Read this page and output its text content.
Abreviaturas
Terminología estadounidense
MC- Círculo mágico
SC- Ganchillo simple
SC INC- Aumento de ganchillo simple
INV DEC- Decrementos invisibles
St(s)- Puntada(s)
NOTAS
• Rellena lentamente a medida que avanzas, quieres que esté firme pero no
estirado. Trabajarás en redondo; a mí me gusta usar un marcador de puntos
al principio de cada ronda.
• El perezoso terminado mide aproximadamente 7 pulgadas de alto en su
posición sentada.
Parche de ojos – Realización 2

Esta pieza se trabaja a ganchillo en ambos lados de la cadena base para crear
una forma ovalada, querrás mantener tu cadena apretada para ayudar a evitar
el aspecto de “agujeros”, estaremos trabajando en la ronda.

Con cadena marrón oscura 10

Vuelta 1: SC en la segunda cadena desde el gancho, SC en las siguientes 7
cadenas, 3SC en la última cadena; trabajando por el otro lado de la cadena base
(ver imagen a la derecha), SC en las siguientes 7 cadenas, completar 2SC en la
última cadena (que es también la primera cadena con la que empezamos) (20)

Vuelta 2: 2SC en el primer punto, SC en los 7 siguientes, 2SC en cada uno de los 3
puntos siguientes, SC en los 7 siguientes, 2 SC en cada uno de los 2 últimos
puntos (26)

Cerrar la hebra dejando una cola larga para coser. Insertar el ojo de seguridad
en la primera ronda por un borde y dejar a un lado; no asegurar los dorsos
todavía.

# [Work to do]
Repeat the entries shown above, every one, word for word.

# [Written response]
Read this page and output its text content.
Abreviaturas
Terminología estadounidense
MC- Círculo mágico
SC- Ganchillo simple
SC INC- Aumento de ganchillo simple
INV DEC- Decrementos invisibles
St(s)- Puntada(s)
NOTAS
• Rellena lentamente a medida que avanzas, quieres que esté firme pero no
estirado. Trabajarás en redondo; a mí me gusta usar un marcador de puntos
al principio de cada ronda.
• El perezoso terminado mide aproximadamente 7 pulgadas de alto en su
posición sentada.
Parche de ojos – Realización 2

Esta pieza se trabaja a ganchillo en ambos lados de la cadena base para crear
una forma ovalada, querrás mantener tu cadena apretada para ayudar a evitar
el aspecto de “agujeros”, estaremos trabajando en la ronda.

Con cadena marrón oscura 10

Vuelta 1: SC en la segunda cadena desde el gancho, SC en las siguientes 7
cadenas, 3SC en la última cadena; trabajando por el otro lado de la cadena base
(ver imagen a la derecha), SC en las siguientes 7 cadenas, completar 2SC en la
última cadena (que es también la primera cadena con la que empezamos) (20)

Vuelta 2: 2SC en el primer punto, SC en los 7 siguientes, 2SC en cada uno de los 3
puntos siguientes, SC en los 7 siguientes, 2 SC en cada uno de los 2 últimos
puntos (26)

Cerrar la hebra dejando una cola larga para coser. Insertar el ojo de seguridad
en la primera ronda por un borde y dejar a un lado; no asegurar los dorsos
todavía.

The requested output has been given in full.